__WHAT THE TASK REQUIRES__.
The entries that follow should be written out exactly.
### ITEMS ###
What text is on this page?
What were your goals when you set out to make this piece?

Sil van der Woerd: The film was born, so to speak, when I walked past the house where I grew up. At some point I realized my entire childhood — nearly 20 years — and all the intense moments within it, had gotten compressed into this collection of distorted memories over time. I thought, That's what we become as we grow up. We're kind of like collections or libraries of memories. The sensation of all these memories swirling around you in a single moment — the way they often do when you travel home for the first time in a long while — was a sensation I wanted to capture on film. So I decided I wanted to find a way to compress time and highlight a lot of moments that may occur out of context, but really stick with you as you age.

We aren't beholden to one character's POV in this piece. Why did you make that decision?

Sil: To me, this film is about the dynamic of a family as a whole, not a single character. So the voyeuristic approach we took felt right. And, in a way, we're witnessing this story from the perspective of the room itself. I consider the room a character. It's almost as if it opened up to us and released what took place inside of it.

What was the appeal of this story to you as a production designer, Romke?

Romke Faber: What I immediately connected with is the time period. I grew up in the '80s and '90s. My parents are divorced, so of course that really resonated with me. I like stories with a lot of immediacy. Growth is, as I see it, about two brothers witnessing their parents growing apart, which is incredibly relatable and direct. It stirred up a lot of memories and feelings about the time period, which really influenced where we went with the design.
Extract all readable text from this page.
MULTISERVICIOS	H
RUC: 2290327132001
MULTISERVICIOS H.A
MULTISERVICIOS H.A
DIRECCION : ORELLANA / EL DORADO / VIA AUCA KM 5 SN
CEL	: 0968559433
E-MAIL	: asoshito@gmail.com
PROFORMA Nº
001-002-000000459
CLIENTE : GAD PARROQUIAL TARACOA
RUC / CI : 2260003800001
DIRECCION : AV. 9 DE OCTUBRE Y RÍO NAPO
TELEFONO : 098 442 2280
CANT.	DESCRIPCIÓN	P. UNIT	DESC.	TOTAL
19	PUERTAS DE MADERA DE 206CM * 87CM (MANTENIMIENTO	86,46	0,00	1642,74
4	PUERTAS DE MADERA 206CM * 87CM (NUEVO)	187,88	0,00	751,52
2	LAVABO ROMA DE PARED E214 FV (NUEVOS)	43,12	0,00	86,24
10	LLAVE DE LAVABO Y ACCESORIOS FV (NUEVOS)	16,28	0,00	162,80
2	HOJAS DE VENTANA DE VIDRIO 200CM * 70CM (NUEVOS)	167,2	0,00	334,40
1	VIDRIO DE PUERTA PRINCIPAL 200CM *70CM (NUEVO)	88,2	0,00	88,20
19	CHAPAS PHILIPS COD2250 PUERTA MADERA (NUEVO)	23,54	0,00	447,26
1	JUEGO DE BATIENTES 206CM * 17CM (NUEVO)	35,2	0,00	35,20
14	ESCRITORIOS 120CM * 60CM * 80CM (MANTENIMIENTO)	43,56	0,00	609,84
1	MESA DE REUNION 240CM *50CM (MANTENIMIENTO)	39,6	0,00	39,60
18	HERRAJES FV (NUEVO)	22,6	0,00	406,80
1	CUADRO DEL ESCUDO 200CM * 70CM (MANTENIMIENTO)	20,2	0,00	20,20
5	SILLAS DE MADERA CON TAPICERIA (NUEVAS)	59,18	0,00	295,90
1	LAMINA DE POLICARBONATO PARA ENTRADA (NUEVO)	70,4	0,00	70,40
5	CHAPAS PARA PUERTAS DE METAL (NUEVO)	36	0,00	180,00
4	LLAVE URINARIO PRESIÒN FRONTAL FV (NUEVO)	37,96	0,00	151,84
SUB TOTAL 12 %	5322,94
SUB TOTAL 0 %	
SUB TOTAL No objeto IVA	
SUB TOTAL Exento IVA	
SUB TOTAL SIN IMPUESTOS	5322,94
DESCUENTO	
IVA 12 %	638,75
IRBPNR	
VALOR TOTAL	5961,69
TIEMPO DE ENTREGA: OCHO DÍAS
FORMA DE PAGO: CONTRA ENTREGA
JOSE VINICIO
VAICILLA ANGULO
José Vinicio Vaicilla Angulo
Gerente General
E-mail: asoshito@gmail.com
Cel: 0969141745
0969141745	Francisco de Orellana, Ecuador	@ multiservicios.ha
###
__REPLY TO THE TASK__.
What text is on this page?
What were your goals when you set out to make this piece?

Sil van der Woerd: The film was born, so to speak, when I walked past the house where I grew up. At some point I realized my entire childhood — nearly 20 years — and all the intense moments within it, had gotten compressed into this collection of distorted memories over time. I thought, That's what we become as we grow up. We're kind of like collections or libraries of memories. The sensation of all these memories swirling around you in a single moment — the way they often do when you travel home for the first time in a long while — was a sensation I wanted to capture on film. So I decided I wanted to find a way to compress time and highlight a lot of moments that may occur out of context, but really stick with you as you age.

We aren't beholden to one character's POV in this piece. Why did you make that decision?

Sil: To me, this film is about the dynamic of a family as a whole, not a single character. So the voyeuristic approach we took felt right. And, in a way, we're witnessing this story from the perspective of the room itself. I consider the room a character. It's almost as if it opened up to us and released what took place inside of it.

What was the appeal of this story to you as a production designer, Romke?

Romke Faber: What I immediately connected with is the time period. I grew up in the '80s and '90s. My parents are divorced, so of course that really resonated with me. I like stories with a lot of immediacy. Growth is, as I see it, about two brothers witnessing their parents growing apart, which is incredibly relatable and direct. It stirred up a lot of memories and feelings about the time period, which really influenced where we went with the design.
Extract all readable text from this page.
MULTISERVICIOS	H
RUC: 2290327132001
MULTISERVICIOS H.A
MULTISERVICIOS H.A
DIRECCION : ORELLANA / EL DORADO / VIA AUCA KM 5 SN
CEL	: 0968559433
E-MAIL	: asoshito@gmail.com
PROFORMA Nº
001-002-000000459
CLIENTE : GAD PARROQUIAL TARACOA
RUC / CI : 2260003800001
DIRECCION : AV. 9 DE OCTUBRE Y RÍO NAPO
TELEFONO : 098 442 2280
CANT.	DESCRIPCIÓN	P. UNIT	DESC.	TOTAL
19	PUERTAS DE MADERA DE 206CM * 87CM (MANTENIMIENTO	86,46	0,00	1642,74
4	PUERTAS DE MADERA 206CM * 87CM (NUEVO)	187,88	0,00	751,52
2	LAVABO ROMA DE PARED E214 FV (NUEVOS)	43,12	0,00	86,24
10	LLAVE DE LAVABO Y ACCESORIOS FV (NUEVOS)	16,28	0,00	162,80
2	HOJAS DE VENTANA DE VIDRIO 200CM * 70CM (NUEVOS)	167,2	0,00	334,40
1	VIDRIO DE PUERTA PRINCIPAL 200CM *70CM (NUEVO)	88,2	0,00	88,20
19	CHAPAS PHILIPS COD2250 PUERTA MADERA (NUEVO)	23,54	0,00	447,26
1	JUEGO DE BATIENTES 206CM * 17CM (NUEVO)	35,2	0,00	35,20
14	ESCRITORIOS 120CM * 60CM * 80CM (MANTENIMIENTO)	43,56	0,00	609,84
1	MESA DE REUNION 240CM *50CM (MANTENIMIENTO)	39,6	0,00	39,60
18	HERRAJES FV (NUEVO)	22,6	0,00	406,80
1	CUADRO DEL ESCUDO 200CM * 70CM (MANTENIMIENTO)	20,2	0,00	20,20
5	SILLAS DE MADERA CON TAPICERIA (NUEVAS)	59,18	0,00	295,90
1	LAMINA DE POLICARBONATO PARA ENTRADA (NUEVO)	70,4	0,00	70,40
5	CHAPAS PARA PUERTAS DE METAL (NUEVO)	36	0,00	180,00
4	LLAVE URINARIO PRESIÒN FRONTAL FV (NUEVO)	37,96	0,00	151,84
SUB TOTAL 12 %	5322,94
SUB TOTAL 0 %	
SUB TOTAL No objeto IVA	
SUB TOTAL Exento IVA	
SUB TOTAL SIN IMPUESTOS	5322,94
DESCUENTO	
IVA 12 %	638,75
IRBPNR	
VALOR TOTAL	5961,69
TIEMPO DE ENTREGA: OCHO DÍAS
FORMA DE PAGO: CONTRA ENTREGA
JOSE VINICIO
VAICILLA ANGULO
José Vinicio Vaicilla Angulo
Gerente General
E-mail: asoshito@gmail.com
Cel: 0969141745
0969141745	Francisco de Orellana, Ecuador	@ multiservicios.ha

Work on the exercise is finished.